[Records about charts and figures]
::::::

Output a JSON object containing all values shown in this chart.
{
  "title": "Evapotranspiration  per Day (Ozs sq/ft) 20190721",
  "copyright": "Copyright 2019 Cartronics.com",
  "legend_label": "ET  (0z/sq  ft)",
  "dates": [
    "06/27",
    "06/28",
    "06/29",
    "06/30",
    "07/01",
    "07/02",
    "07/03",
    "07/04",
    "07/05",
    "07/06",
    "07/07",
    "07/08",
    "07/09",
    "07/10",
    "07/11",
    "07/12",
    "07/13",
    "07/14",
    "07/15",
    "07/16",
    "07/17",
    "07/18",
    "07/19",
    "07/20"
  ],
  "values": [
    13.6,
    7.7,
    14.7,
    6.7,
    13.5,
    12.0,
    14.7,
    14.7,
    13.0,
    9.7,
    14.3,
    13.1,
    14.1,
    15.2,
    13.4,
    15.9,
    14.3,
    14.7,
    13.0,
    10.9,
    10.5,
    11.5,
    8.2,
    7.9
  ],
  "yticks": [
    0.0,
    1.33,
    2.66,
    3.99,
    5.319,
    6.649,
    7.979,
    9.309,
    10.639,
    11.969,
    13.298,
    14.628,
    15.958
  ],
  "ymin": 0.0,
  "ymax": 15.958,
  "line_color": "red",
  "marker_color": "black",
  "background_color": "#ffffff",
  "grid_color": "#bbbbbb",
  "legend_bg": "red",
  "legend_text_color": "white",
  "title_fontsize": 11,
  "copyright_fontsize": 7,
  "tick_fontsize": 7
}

::::::

_Prompt_. Quote all of the entries verbatim.

_Complete output_.
Output a JSON object containing all values shown in this chart.
{
  "title": "Evapotranspiration  per Day (Ozs sq/ft) 20190721",
  "copyright": "Copyright 2019 Cartronics.com",
  "legend_label": "ET  (0z/sq  ft)",
  "dates": [
    "06/27",
    "06/28",
    "06/29",
    "06/30",
    "07/01",
    "07/02",
    "07/03",
    "07/04",
    "07/05",
    "07/06",
    "07/07",
    "07/08",
    "07/09",
    "07/10",
    "07/11",
    "07/12",
    "07/13",
    "07/14",
    "07/15",
    "07/16",
    "07/17",
    "07/18",
    "07/19",
    "07/20"
  ],
  "values": [
    13.6,
    7.7,
    14.7,
    6.7,
    13.5,
    12.0,
    14.7,
    14.7,
    13.0,
    9.7,
    14.3,
    13.1,
    14.1,
    15.2,
    13.4,
    15.9,
    14.3,
    14.7,
    13.0,
    10.9,
    10.5,
    11.5,
    8.2,
    7.9
  ],
  "yticks": [
    0.0,
    1.33,
    2.66,
    3.99,
    5.319,
    6.649,
    7.979,
    9.309,
    10.639,
    11.969,
    13.298,
    14.628,
    15.958
  ],
  "ymin": 0.0,
  "ymax": 15.958,
  "line_color": "red",
  "marker_color": "black",
  "background_color": "#ffffff",
  "grid_color": "#bbbbbb",
  "legend_bg": "red",
  "legend_text_color": "white",
  "title_fontsize": 11,
  "copyright_fontsize": 7,
  "tick_fontsize": 7
}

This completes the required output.